» **Written instruction**
Exact repetition of every entry is required.

» **Collection entries**
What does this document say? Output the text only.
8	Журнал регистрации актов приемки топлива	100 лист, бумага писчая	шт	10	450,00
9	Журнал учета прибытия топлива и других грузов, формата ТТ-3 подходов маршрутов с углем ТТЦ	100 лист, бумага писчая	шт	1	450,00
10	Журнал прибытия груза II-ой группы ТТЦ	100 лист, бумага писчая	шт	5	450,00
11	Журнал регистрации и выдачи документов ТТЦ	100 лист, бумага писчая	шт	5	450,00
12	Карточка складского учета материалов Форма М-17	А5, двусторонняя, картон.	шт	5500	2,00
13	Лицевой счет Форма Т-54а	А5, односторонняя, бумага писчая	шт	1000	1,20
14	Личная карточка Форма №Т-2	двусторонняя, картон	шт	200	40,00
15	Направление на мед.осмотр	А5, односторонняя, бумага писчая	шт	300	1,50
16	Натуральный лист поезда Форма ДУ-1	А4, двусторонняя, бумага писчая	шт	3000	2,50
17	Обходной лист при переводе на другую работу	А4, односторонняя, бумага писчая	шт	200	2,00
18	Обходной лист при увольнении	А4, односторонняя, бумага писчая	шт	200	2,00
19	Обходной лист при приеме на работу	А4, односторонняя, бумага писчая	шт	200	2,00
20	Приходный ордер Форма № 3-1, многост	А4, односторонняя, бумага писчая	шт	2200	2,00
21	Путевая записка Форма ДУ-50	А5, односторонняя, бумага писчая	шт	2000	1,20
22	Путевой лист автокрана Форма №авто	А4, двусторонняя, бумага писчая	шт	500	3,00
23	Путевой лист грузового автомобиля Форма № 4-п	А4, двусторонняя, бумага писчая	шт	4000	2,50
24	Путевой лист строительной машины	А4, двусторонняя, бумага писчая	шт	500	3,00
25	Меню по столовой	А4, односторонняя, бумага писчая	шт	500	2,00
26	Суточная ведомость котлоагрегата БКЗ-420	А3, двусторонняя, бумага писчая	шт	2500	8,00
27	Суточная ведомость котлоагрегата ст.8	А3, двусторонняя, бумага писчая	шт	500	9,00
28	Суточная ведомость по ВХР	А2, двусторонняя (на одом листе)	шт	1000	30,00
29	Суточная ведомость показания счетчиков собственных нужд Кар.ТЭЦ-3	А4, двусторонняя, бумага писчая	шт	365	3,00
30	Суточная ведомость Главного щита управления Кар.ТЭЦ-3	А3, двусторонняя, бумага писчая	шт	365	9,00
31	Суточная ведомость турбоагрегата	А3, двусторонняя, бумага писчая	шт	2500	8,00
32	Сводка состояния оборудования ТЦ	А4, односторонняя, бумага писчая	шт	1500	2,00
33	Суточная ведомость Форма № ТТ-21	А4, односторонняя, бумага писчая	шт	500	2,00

» **Output of the task**
What does this document say? Output the text only.
8	Журнал регистрации актов приемки топлива	100 лист, бумага писчая	шт	10	450,00
9	Журнал учета прибытия топлива и других грузов, формата ТТ-3 подходов маршрутов с углем ТТЦ	100 лист, бумага писчая	шт	1	450,00
10	Журнал прибытия груза II-ой группы ТТЦ	100 лист, бумага писчая	шт	5	450,00
11	Журнал регистрации и выдачи документов ТТЦ	100 лист, бумага писчая	шт	5	450,00
12	Карточка складского учета материалов Форма М-17	А5, двусторонняя, картон.	шт	5500	2,00
13	Лицевой счет Форма Т-54а	А5, односторонняя, бумага писчая	шт	1000	1,20
14	Личная карточка Форма №Т-2	двусторонняя, картон	шт	200	40,00
15	Направление на мед.осмотр	А5, односторонняя, бумага писчая	шт	300	1,50
16	Натуральный лист поезда Форма ДУ-1	А4, двусторонняя, бумага писчая	шт	3000	2,50
17	Обходной лист при переводе на другую работу	А4, односторонняя, бумага писчая	шт	200	2,00
18	Обходной лист при увольнении	А4, односторонняя, бумага писчая	шт	200	2,00
19	Обходной лист при приеме на работу	А4, односторонняя, бумага писчая	шт	200	2,00
20	Приходный ордер Форма № 3-1, многост	А4, односторонняя, бумага писчая	шт	2200	2,00
21	Путевая записка Форма ДУ-50	А5, односторонняя, бумага писчая	шт	2000	1,20
22	Путевой лист автокрана Форма №авто	А4, двусторонняя, бумага писчая	шт	500	3,00
23	Путевой лист грузового автомобиля Форма № 4-п	А4, двусторонняя, бумага писчая	шт	4000	2,50
24	Путевой лист строительной машины	А4, двусторонняя, бумага писчая	шт	500	3,00
25	Меню по столовой	А4, односторонняя, бумага писчая	шт	500	2,00
26	Суточная ведомость котлоагрегата БКЗ-420	А3, двусторонняя, бумага писчая	шт	2500	8,00
27	Суточная ведомость котлоагрегата ст.8	А3, двусторонняя, бумага писчая	шт	500	9,00
28	Суточная ведомость по ВХР	А2, двусторонняя (на одом листе)	шт	1000	30,00
29	Суточная ведомость показания счетчиков собственных нужд Кар.ТЭЦ-3	А4, двусторонняя, бумага писчая	шт	365	3,00
30	Суточная ведомость Главного щита управления Кар.ТЭЦ-3	А3, двусторонняя, бумага писчая	шт	365	9,00
31	Суточная ведомость турбоагрегата	А3, двусторонняя, бумага писчая	шт	2500	8,00
32	Сводка состояния оборудования ТЦ	А4, односторонняя, бумага писчая	шт	1500	2,00
33	Суточная ведомость Форма № ТТ-21	А4, односторонняя, бумага писчая	шт	500	2,00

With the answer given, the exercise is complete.